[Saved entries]
# # # # # # #
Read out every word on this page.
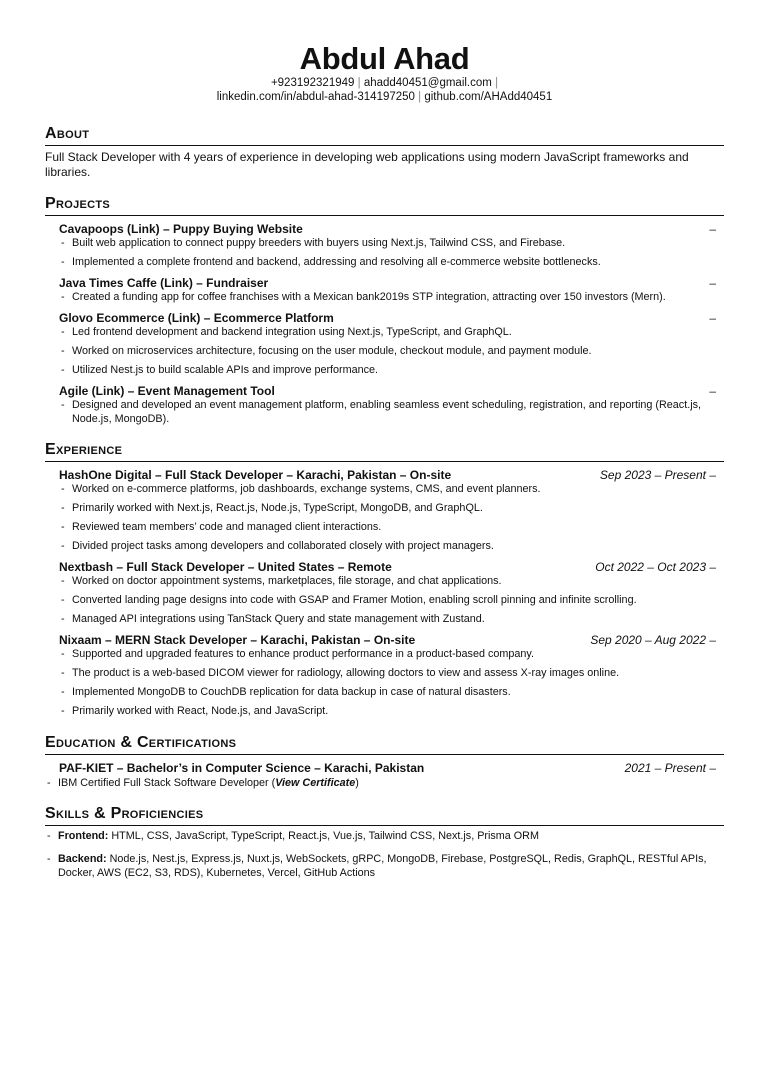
Abdul Ahad
+923192321949 | ahadd40451@gmail.com |
linkedin.com/in/abdul-ahad-314197250 | github.com/AHAdd40451
About
Full Stack Developer with 4 years of experience in developing web applications using modern JavaScript frameworks and libraries.
Projects
Cavapoops (Link) – Puppy Buying Website	–
- Built web application to connect puppy breeders with buyers using Next.js, Tailwind CSS, and Firebase.
- Implemented a complete frontend and backend, addressing and resolving all e-commerce website bottlenecks.
Java Times Caffe (Link) – Fundraiser	–
- Created a funding app for coffee franchises with a Mexican bank2019s STP integration, attracting over 150 investors (Mern).
Glovo Ecommerce (Link) – Ecommerce Platform	–
- Led frontend development and backend integration using Next.js, TypeScript, and GraphQL.
- Worked on microservices architecture, focusing on the user module, checkout module, and payment module.
- Utilized Nest.js to build scalable APIs and improve performance.
Agile (Link) – Event Management Tool	–
- Designed and developed an event management platform, enabling seamless event scheduling, registration, and reporting (React.js, Node.js, MongoDB).
Experience
HashOne Digital – Full Stack Developer – Karachi, Pakistan – On-site	Sep 2023 – Present –
- Worked on e-commerce platforms, job dashboards, exchange systems, CMS, and event planners.
- Primarily worked with Next.js, React.js, Node.js, TypeScript, MongoDB, and GraphQL.
- Reviewed team members’ code and managed client interactions.
- Divided project tasks among developers and collaborated closely with project managers.
Nextbash – Full Stack Developer – United States – Remote	Oct 2022 – Oct 2023 –
- Worked on doctor appointment systems, marketplaces, file storage, and chat applications.
- Converted landing page designs into code with GSAP and Framer Motion, enabling scroll pinning and infinite scrolling.
- Managed API integrations using TanStack Query and state management with Zustand.
Nixaam – MERN Stack Developer – Karachi, Pakistan – On-site	Sep 2020 – Aug 2022 –
- Supported and upgraded features to enhance product performance in a product-based company.
- The product is a web-based DICOM viewer for radiology, allowing doctors to view and assess X-ray images online.
- Implemented MongoDB to CouchDB replication for data backup in case of natural disasters.
- Primarily worked with React, Node.js, and JavaScript.
Education & Certifications
PAF-KIET – Bachelor’s in Computer Science – Karachi, Pakistan	2021 – Present –
- IBM Certified Full Stack Software Developer (View Certificate)
Skills & Proficiencies
- Frontend: HTML, CSS, JavaScript, TypeScript, React.js, Vue.js, Tailwind CSS, Next.js, Prisma ORM
- Backend: Node.js, Nest.js, Express.js, Nuxt.js, WebSockets, gRPC, MongoDB, Firebase, PostgreSQL, Redis, GraphQL, RESTful APIs, Docker, AWS (EC2, S3, RDS), Kubernetes, Vercel, GitHub Actions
# # # # # # #
### Written task:
The records shown above are to be repeated exactly, with the pictures left out.

### Response to this task:
Read out every word on this page.
Abdul Ahad
+923192321949 | ahadd40451@gmail.com |
linkedin.com/in/abdul-ahad-314197250 | github.com/AHAdd40451
About
Full Stack Developer with 4 years of experience in developing web applications using modern JavaScript frameworks and libraries.
Projects
Cavapoops (Link) – Puppy Buying Website	–
- Built web application to connect puppy breeders with buyers using Next.js, Tailwind CSS, and Firebase.
- Implemented a complete frontend and backend, addressing and resolving all e-commerce website bottlenecks.
Java Times Caffe (Link) – Fundraiser	–
- Created a funding app for coffee franchises with a Mexican bank2019s STP integration, attracting over 150 investors (Mern).
Glovo Ecommerce (Link) – Ecommerce Platform	–
- Led frontend development and backend integration using Next.js, TypeScript, and GraphQL.
- Worked on microservices architecture, focusing on the user module, checkout module, and payment module.
- Utilized Nest.js to build scalable APIs and improve performance.
Agile (Link) – Event Management Tool	–
- Designed and developed an event management platform, enabling seamless event scheduling, registration, and reporting (React.js, Node.js, MongoDB).
Experience
HashOne Digital – Full Stack Developer – Karachi, Pakistan – On-site	Sep 2023 – Present –
- Worked on e-commerce platforms, job dashboards, exchange systems, CMS, and event planners.
- Primarily worked with Next.js, React.js, Node.js, TypeScript, MongoDB, and GraphQL.
- Reviewed team members’ code and managed client interactions.
- Divided project tasks among developers and collaborated closely with project managers.
Nextbash – Full Stack Developer – United States – Remote	Oct 2022 – Oct 2023 –
- Worked on doctor appointment systems, marketplaces, file storage, and chat applications.
- Converted landing page designs into code with GSAP and Framer Motion, enabling scroll pinning and infinite scrolling.
- Managed API integrations using TanStack Query and state management with Zustand.
Nixaam – MERN Stack Developer – Karachi, Pakistan – On-site	Sep 2020 – Aug 2022 –
- Supported and upgraded features to enhance product performance in a product-based company.
- The product is a web-based DICOM viewer for radiology, allowing doctors to view and assess X-ray images online.
- Implemented MongoDB to CouchDB replication for data backup in case of natural disasters.
- Primarily worked with React, Node.js, and JavaScript.
Education & Certifications
PAF-KIET – Bachelor’s in Computer Science – Karachi, Pakistan	2021 – Present –
- IBM Certified Full Stack Software Developer (View Certificate)
Skills & Proficiencies
- Frontend: HTML, CSS, JavaScript, TypeScript, React.js, Vue.js, Tailwind CSS, Next.js, Prisma ORM
- Backend: Node.js, Nest.js, Express.js, Nuxt.js, WebSockets, gRPC, MongoDB, Firebase, PostgreSQL, Redis, GraphQL, RESTful APIs, Docker, AWS (EC2, S3, RDS), Kubernetes, Vercel, GitHub Actions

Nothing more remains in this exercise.